Given data -
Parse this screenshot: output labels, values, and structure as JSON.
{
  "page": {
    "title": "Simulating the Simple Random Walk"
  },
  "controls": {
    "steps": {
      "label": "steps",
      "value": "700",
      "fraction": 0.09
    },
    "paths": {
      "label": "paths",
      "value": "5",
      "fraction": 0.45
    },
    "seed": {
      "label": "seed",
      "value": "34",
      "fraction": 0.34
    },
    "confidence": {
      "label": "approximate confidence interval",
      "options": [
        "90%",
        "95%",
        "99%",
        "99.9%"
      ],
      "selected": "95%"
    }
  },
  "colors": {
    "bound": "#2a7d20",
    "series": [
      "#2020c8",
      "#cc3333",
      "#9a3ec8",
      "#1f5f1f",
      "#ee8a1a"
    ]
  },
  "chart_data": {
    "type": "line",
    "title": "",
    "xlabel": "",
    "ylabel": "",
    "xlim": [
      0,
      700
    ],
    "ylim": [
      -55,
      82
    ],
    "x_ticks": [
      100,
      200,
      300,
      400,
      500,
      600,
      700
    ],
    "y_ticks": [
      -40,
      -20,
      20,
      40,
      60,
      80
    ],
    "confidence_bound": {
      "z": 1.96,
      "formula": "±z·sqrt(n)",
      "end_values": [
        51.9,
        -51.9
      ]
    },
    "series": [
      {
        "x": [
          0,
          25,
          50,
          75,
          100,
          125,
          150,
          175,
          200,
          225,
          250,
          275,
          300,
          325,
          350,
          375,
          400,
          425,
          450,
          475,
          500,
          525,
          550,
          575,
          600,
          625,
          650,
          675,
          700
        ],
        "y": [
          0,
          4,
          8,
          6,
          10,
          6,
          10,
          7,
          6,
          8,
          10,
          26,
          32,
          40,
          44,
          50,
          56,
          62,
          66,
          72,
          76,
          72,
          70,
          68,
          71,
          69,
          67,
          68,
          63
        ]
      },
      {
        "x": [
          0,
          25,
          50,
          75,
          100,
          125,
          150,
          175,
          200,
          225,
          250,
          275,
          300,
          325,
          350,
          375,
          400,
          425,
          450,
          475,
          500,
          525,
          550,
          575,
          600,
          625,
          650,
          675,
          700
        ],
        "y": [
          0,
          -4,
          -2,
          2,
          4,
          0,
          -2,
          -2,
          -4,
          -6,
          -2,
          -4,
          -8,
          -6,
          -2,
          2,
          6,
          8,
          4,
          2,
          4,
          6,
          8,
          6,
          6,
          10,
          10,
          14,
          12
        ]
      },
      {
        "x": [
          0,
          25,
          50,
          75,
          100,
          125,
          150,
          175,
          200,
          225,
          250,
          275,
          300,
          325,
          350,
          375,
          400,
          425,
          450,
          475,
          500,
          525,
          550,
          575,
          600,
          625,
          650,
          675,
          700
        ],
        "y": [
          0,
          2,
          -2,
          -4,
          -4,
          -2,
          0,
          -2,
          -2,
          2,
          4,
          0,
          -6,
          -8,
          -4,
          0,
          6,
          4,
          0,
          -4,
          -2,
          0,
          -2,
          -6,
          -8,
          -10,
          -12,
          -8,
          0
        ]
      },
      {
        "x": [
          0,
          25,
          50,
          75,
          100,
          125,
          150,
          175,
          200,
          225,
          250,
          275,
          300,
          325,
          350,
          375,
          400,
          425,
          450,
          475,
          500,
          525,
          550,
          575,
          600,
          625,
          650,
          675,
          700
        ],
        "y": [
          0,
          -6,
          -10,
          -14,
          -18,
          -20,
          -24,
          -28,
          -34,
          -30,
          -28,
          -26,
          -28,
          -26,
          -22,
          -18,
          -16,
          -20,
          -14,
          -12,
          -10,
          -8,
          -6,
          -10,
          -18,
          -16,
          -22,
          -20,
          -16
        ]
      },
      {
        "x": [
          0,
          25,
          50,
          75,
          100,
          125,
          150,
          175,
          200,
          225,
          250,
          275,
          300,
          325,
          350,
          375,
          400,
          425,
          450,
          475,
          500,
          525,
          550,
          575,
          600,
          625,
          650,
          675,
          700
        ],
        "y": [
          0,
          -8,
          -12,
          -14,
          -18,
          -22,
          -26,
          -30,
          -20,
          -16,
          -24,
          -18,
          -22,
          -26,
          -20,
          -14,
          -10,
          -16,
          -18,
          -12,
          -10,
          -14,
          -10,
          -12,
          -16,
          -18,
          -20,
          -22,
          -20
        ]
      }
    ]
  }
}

Directive -
Reproduce the material exactly, with every line intact.

Response for this exercise -
Parse this screenshot: output labels, values, and structure as JSON.
{
  "page": {
    "title": "Simulating the Simple Random Walk"
  },
  "controls": {
    "steps": {
      "label": "steps",
      "value": "700",
      "fraction": 0.09
    },
    "paths": {
      "label": "paths",
      "value": "5",
      "fraction": 0.45
    },
    "seed": {
      "label": "seed",
      "value": "34",
      "fraction": 0.34
    },
    "confidence": {
      "label": "approximate confidence interval",
      "options": [
        "90%",
        "95%",
        "99%",
        "99.9%"
      ],
      "selected": "95%"
    }
  },
  "colors": {
    "bound": "#2a7d20",
    "series": [
      "#2020c8",
      "#cc3333",
      "#9a3ec8",
      "#1f5f1f",
      "#ee8a1a"
    ]
  },
  "chart_data": {
    "type": "line",
    "title": "",
    "xlabel": "",
    "ylabel": "",
    "xlim": [
      0,
      700
    ],
    "ylim": [
      -55,
      82
    ],
    "x_ticks": [
      100,
      200,
      300,
      400,
      500,
      600,
      700
    ],
    "y_ticks": [
      -40,
      -20,
      20,
      40,
      60,
      80
    ],
    "confidence_bound": {
      "z": 1.96,
      "formula": "±z·sqrt(n)",
      "end_values": [
        51.9,
        -51.9
      ]
    },
    "series": [
      {
        "x": [
          0,
          25,
          50,
          75,
          100,
          125,
          150,
          175,
          200,
          225,
          250,
          275,
          300,
          325,
          350,
          375,
          400,
          425,
          450,
          475,
          500,
          525,
          550,
          575,
          600,
          625,
          650,
          675,
          700
        ],
        "y": [
          0,
          4,
          8,
          6,
          10,
          6,
          10,
          7,
          6,
          8,
          10,
          26,
          32,
          40,
          44,
          50,
          56,
          62,
          66,
          72,
          76,
          72,
          70,
          68,
          71,
          69,
          67,
          68,
          63
        ]
      },
      {
        "x": [
          0,
          25,
          50,
          75,
          100,
          125,
          150,
          175,
          200,
          225,
          250,
          275,
          300,
          325,
          350,
          375,
          400,
          425,
          450,
          475,
          500,
          525,
          550,
          575,
          600,
          625,
          650,
          675,
          700
        ],
        "y": [
          0,
          -4,
          -2,
          2,
          4,
          0,
          -2,
          -2,
          -4,
          -6,
          -2,
          -4,
          -8,
          -6,
          -2,
          2,
          6,
          8,
          4,
          2,
          4,
          6,
          8,
          6,
          6,
          10,
          10,
          14,
          12
        ]
      },
      {
        "x": [
          0,
          25,
          50,
          75,
          100,
          125,
          150,
          175,
          200,
          225,
          250,
          275,
          300,
          325,
          350,
          375,
          400,
          425,
          450,
          475,
          500,
          525,
          550,
          575,
          600,
          625,
          650,
          675,
          700
        ],
        "y": [
          0,
          2,
          -2,
          -4,
          -4,
          -2,
          0,
          -2,
          -2,
          2,
          4,
          0,
          -6,
          -8,
          -4,
          0,
          6,
          4,
          0,
          -4,
          -2,
          0,
          -2,
          -6,
          -8,
          -10,
          -12,
          -8,
          0
        ]
      },
      {
        "x": [
          0,
          25,
          50,
          75,
          100,
          125,
          150,
          175,
          200,
          225,
          250,
          275,
          300,
          325,
          350,
          375,
          400,
          425,
          450,
          475,
          500,
          525,
          550,
          575,
          600,
          625,
          650,
          675,
          700
        ],
        "y": [
          0,
          -6,
          -10,
          -14,
          -18,
          -20,
          -24,
          -28,
          -34,
          -30,
          -28,
          -26,
          -28,
          -26,
          -22,
          -18,
          -16,
          -20,
          -14,
          -12,
          -10,
          -8,
          -6,
          -10,
          -18,
          -16,
          -22,
          -20,
          -16
        ]
      },
      {
        "x": [
          0,
          25,
          50,
          75,
          100,
          125,
          150,
          175,
          200,
          225,
          250,
          275,
          300,
          325,
          350,
          375,
          400,
          425,
          450,
          475,
          500,
          525,
          550,
          575,
          600,
          625,
          650,
          675,
          700
        ],
        "y": [
          0,
          -8,
          -12,
          -14,
          -18,
          -22,
          -26,
          -30,
          -20,
          -16,
          -24,
          -18,
          -22,
          -26,
          -20,
          -14,
          -10,
          -16,
          -18,
          -12,
          -10,
          -14,
          -10,
          -12,
          -16,
          -18,
          -20,
          -22,
          -20
        ]
      }
    ]
  }
}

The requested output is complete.